• Set task: Set the listing down again in full, word for word, with the pictures left out.

═══ Dataset rows ═══

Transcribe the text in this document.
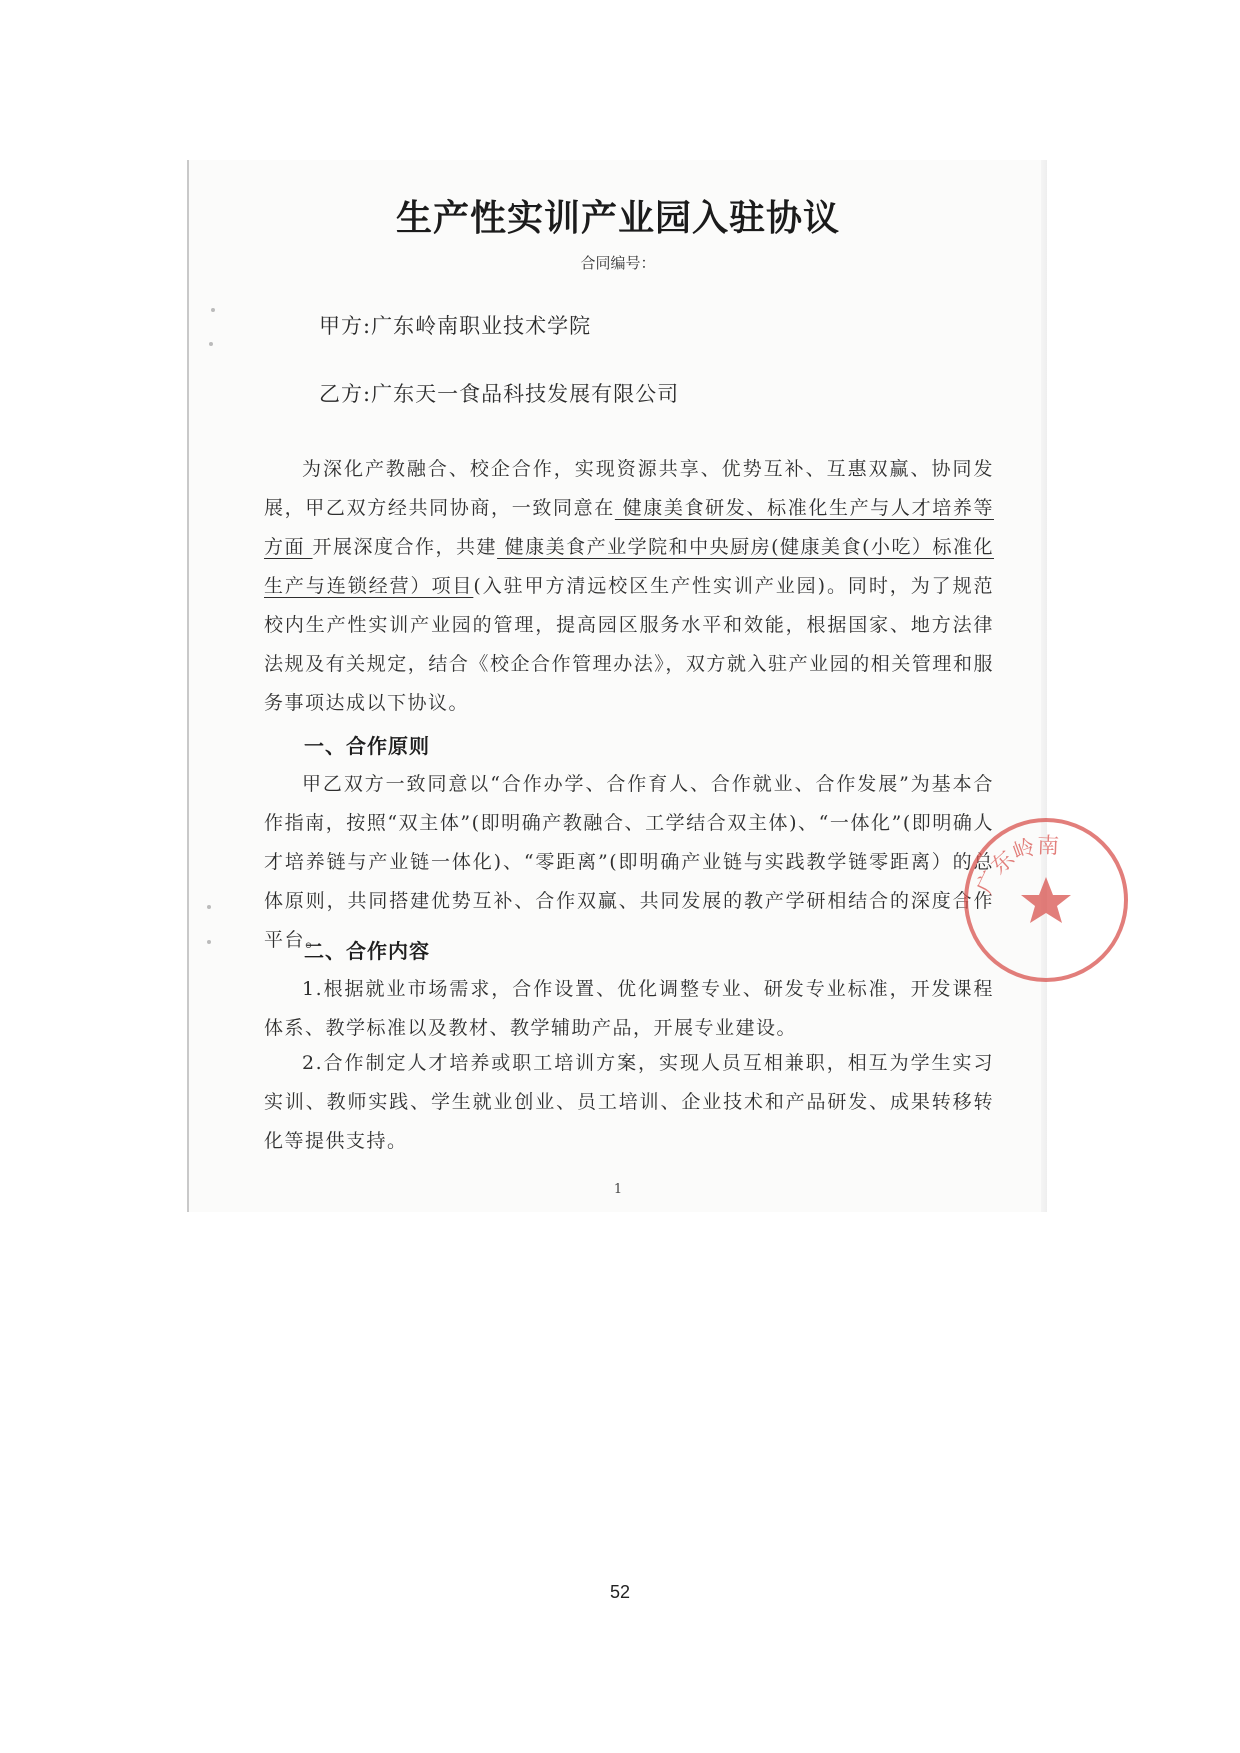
生产性实训产业园入驻协议
合同编号：
甲方:广东岭南职业技术学院
乙方:广东天一食品科技发展有限公司

为深化产教融合、校企合作，实现资源共享、优势互补、互惠双赢、协同发展，甲乙双方经共同协商，一致同意在 健康美食研发、标准化生产与人才培养等方面 开展深度合作，共建 健康美食产业学院和中央厨房(健康美食(小吃）标准化生产与连锁经营）项目(入驻甲方清远校区生产性实训产业园)。同时，为了规范校内生产性实训产业园的管理，提高园区服务水平和效能，根据国家、地方法律法规及有关规定，结合《校企合作管理办法》，双方就入驻产业园的相关管理和服务事项达成以下协议。

一、合作原则

甲乙双方一致同意以“合作办学、合作育人、合作就业、合作发展”为基本合作指南，按照“双主体”(即明确产教融合、工学结合双主体)、“一体化”(即明确人才培养链与产业链一体化)、“零距离”(即明确产业链与实践教学链零距离）的总体原则，共同搭建优势互补、合作双赢、共同发展的教产学研相结合的深度合作平台。

二、合作内容

1.根据就业市场需求，合作设置、优化调整专业、研发专业标准，开发课程体系、教学标准以及教材、教学辅助产品，开展专业建设。

2.合作制定人才培养或职工培训方案，实现人员互相兼职，相互为学生实习实训、教师实践、学生就业创业、员工培训、企业技术和产品研发、成果转移转化等提供支持。

1
广东岭南
52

═══

• Result of this task:
Transcribe the text in this document.
生产性实训产业园入驻协议
合同编号：
甲方:广东岭南职业技术学院
乙方:广东天一食品科技发展有限公司

为深化产教融合、校企合作，实现资源共享、优势互补、互惠双赢、协同发展，甲乙双方经共同协商，一致同意在 健康美食研发、标准化生产与人才培养等方面 开展深度合作，共建 健康美食产业学院和中央厨房(健康美食(小吃）标准化生产与连锁经营）项目(入驻甲方清远校区生产性实训产业园)。同时，为了规范校内生产性实训产业园的管理，提高园区服务水平和效能，根据国家、地方法律法规及有关规定，结合《校企合作管理办法》，双方就入驻产业园的相关管理和服务事项达成以下协议。

一、合作原则

甲乙双方一致同意以“合作办学、合作育人、合作就业、合作发展”为基本合作指南，按照“双主体”(即明确产教融合、工学结合双主体)、“一体化”(即明确人才培养链与产业链一体化)、“零距离”(即明确产业链与实践教学链零距离）的总体原则，共同搭建优势互补、合作双赢、共同发展的教产学研相结合的深度合作平台。

二、合作内容

1.根据就业市场需求，合作设置、优化调整专业、研发专业标准，开发课程体系、教学标准以及教材、教学辅助产品，开展专业建设。

2.合作制定人才培养或职工培训方案，实现人员互相兼职，相互为学生实习实训、教师实践、学生就业创业、员工培训、企业技术和产品研发、成果转移转化等提供支持。

1
广东岭南
52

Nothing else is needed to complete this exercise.